GIVEN INSTRUCTION:
Copy out every one of the entries below word for word, keeping each line and its order unchanged.

--- start ---

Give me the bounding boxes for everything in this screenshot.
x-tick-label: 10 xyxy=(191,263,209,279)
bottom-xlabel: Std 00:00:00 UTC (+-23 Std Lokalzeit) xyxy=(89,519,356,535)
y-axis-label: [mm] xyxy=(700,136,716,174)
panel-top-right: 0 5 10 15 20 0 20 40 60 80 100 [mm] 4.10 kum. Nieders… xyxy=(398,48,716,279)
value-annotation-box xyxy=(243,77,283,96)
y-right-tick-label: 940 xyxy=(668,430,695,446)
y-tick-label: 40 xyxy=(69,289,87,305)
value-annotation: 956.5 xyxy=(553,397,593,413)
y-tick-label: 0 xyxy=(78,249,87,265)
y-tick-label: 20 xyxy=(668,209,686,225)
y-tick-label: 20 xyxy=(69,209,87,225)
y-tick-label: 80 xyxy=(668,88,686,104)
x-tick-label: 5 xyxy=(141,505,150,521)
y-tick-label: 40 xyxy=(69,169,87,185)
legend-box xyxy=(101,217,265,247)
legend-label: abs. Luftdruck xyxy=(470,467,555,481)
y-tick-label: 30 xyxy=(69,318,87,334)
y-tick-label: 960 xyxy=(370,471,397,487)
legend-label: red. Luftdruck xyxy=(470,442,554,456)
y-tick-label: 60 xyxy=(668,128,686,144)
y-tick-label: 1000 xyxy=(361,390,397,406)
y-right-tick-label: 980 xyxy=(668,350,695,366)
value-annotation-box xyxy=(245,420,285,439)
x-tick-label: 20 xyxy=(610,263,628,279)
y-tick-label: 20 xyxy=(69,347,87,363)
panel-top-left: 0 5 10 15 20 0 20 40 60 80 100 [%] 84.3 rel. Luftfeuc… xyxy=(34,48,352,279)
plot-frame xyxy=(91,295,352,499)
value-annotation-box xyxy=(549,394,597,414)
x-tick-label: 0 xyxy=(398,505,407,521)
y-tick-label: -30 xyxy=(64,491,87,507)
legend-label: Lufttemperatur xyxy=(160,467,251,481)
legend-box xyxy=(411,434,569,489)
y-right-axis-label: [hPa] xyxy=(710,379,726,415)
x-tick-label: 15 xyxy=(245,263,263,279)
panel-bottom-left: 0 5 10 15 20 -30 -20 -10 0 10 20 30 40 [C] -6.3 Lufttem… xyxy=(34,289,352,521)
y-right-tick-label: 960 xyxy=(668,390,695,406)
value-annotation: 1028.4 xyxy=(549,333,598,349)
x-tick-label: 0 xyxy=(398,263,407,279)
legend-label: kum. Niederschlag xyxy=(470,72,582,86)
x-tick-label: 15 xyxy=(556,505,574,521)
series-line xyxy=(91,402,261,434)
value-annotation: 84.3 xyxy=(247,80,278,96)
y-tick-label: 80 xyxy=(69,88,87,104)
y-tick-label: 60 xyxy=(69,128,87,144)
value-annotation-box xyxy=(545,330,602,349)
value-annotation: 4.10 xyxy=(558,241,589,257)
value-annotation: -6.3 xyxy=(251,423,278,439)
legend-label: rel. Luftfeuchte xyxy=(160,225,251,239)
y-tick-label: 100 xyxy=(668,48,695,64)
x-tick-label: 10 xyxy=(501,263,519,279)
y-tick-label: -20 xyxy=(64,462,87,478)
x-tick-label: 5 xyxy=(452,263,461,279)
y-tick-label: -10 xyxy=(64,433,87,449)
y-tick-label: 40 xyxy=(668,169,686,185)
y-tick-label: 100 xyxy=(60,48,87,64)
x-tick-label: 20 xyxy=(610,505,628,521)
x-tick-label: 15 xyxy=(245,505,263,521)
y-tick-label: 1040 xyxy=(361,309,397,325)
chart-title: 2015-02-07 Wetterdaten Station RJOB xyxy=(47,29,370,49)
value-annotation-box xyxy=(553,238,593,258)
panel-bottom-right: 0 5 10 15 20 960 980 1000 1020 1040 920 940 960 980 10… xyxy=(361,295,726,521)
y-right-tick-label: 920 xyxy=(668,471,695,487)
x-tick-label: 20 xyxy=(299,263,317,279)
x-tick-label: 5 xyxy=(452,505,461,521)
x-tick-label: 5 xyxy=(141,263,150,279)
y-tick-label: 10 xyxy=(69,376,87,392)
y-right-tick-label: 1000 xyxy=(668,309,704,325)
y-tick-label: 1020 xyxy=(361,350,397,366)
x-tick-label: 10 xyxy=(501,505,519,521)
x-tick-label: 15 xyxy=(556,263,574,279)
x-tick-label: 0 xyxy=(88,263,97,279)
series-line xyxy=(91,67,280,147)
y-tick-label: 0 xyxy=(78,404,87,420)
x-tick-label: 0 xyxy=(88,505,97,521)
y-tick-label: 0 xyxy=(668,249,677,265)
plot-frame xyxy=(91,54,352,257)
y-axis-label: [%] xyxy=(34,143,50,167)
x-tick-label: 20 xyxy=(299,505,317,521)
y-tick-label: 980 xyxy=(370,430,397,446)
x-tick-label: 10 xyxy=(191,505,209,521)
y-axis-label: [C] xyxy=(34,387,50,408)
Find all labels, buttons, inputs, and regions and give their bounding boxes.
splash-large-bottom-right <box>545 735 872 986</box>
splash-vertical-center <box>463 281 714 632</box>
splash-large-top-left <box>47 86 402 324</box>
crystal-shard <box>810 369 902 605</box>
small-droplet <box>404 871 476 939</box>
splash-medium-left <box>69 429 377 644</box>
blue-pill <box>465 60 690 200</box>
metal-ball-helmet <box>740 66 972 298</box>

--- end ---

THE OUTPUT:
Give me the bounding boxes for everything in this screenshot.
x-tick-label: 10 xyxy=(191,263,209,279)
bottom-xlabel: Std 00:00:00 UTC (+-23 Std Lokalzeit) xyxy=(89,519,356,535)
y-axis-label: [mm] xyxy=(700,136,716,174)
panel-top-right: 0 5 10 15 20 0 20 40 60 80 100 [mm] 4.10 kum. Nieders… xyxy=(398,48,716,279)
value-annotation-box xyxy=(243,77,283,96)
y-right-tick-label: 940 xyxy=(668,430,695,446)
y-tick-label: 40 xyxy=(69,289,87,305)
value-annotation: 956.5 xyxy=(553,397,593,413)
y-tick-label: 0 xyxy=(78,249,87,265)
y-tick-label: 20 xyxy=(668,209,686,225)
y-tick-label: 20 xyxy=(69,209,87,225)
y-tick-label: 80 xyxy=(668,88,686,104)
x-tick-label: 5 xyxy=(141,505,150,521)
y-tick-label: 40 xyxy=(69,169,87,185)
legend-box xyxy=(101,217,265,247)
legend-label: abs. Luftdruck xyxy=(470,467,555,481)
y-tick-label: 30 xyxy=(69,318,87,334)
y-tick-label: 960 xyxy=(370,471,397,487)
legend-label: red. Luftdruck xyxy=(470,442,554,456)
y-tick-label: 60 xyxy=(668,128,686,144)
y-tick-label: 1000 xyxy=(361,390,397,406)
y-right-tick-label: 980 xyxy=(668,350,695,366)
value-annotation-box xyxy=(245,420,285,439)
x-tick-label: 20 xyxy=(610,263,628,279)
y-tick-label: 20 xyxy=(69,347,87,363)
panel-top-left: 0 5 10 15 20 0 20 40 60 80 100 [%] 84.3 rel. Luftfeuc… xyxy=(34,48,352,279)
plot-frame xyxy=(91,295,352,499)
value-annotation-box xyxy=(549,394,597,414)
x-tick-label: 0 xyxy=(398,505,407,521)
y-tick-label: -30 xyxy=(64,491,87,507)
legend-label: Lufttemperatur xyxy=(160,467,251,481)
legend-box xyxy=(411,434,569,489)
y-right-axis-label: [hPa] xyxy=(710,379,726,415)
x-tick-label: 15 xyxy=(245,263,263,279)
panel-bottom-left: 0 5 10 15 20 -30 -20 -10 0 10 20 30 40 [C] -6.3 Lufttem… xyxy=(34,289,352,521)
y-right-tick-label: 960 xyxy=(668,390,695,406)
value-annotation: 1028.4 xyxy=(549,333,598,349)
x-tick-label: 0 xyxy=(398,263,407,279)
legend-label: kum. Niederschlag xyxy=(470,72,582,86)
x-tick-label: 15 xyxy=(556,505,574,521)
series-line xyxy=(91,402,261,434)
value-annotation: 84.3 xyxy=(247,80,278,96)
y-tick-label: 80 xyxy=(69,88,87,104)
y-tick-label: 60 xyxy=(69,128,87,144)
value-annotation-box xyxy=(545,330,602,349)
value-annotation: 4.10 xyxy=(558,241,589,257)
value-annotation: -6.3 xyxy=(251,423,278,439)
legend-label: rel. Luftfeuchte xyxy=(160,225,251,239)
y-tick-label: 100 xyxy=(668,48,695,64)
x-tick-label: 10 xyxy=(501,263,519,279)
y-tick-label: -20 xyxy=(64,462,87,478)
x-tick-label: 5 xyxy=(452,263,461,279)
y-tick-label: -10 xyxy=(64,433,87,449)
y-tick-label: 40 xyxy=(668,169,686,185)
y-tick-label: 100 xyxy=(60,48,87,64)
x-tick-label: 20 xyxy=(610,505,628,521)
x-tick-label: 15 xyxy=(245,505,263,521)
y-tick-label: 1040 xyxy=(361,309,397,325)
chart-title: 2015-02-07 Wetterdaten Station RJOB xyxy=(47,29,370,49)
value-annotation-box xyxy=(553,238,593,258)
panel-bottom-right: 0 5 10 15 20 960 980 1000 1020 1040 920 940 960 980 10… xyxy=(361,295,726,521)
y-right-tick-label: 920 xyxy=(668,471,695,487)
x-tick-label: 20 xyxy=(299,263,317,279)
x-tick-label: 5 xyxy=(452,505,461,521)
x-tick-label: 5 xyxy=(141,263,150,279)
y-tick-label: 10 xyxy=(69,376,87,392)
y-right-tick-label: 1000 xyxy=(668,309,704,325)
y-tick-label: 1020 xyxy=(361,350,397,366)
x-tick-label: 10 xyxy=(501,505,519,521)
x-tick-label: 15 xyxy=(556,263,574,279)
x-tick-label: 0 xyxy=(88,263,97,279)
series-line xyxy=(91,67,280,147)
y-tick-label: 0 xyxy=(78,404,87,420)
x-tick-label: 0 xyxy=(88,505,97,521)
y-tick-label: 0 xyxy=(668,249,677,265)
plot-frame xyxy=(91,54,352,257)
y-axis-label: [%] xyxy=(34,143,50,167)
x-tick-label: 20 xyxy=(299,505,317,521)
y-tick-label: 980 xyxy=(370,430,397,446)
x-tick-label: 10 xyxy=(191,505,209,521)
y-axis-label: [C] xyxy=(34,387,50,408)
Find all labels, buttons, inputs, and regions and give their bounding boxes.
splash-large-bottom-right <box>545 735 872 986</box>
splash-vertical-center <box>463 281 714 632</box>
splash-large-top-left <box>47 86 402 324</box>
crystal-shard <box>810 369 902 605</box>
small-droplet <box>404 871 476 939</box>
splash-medium-left <box>69 429 377 644</box>
blue-pill <box>465 60 690 200</box>
metal-ball-helmet <box>740 66 972 298</box>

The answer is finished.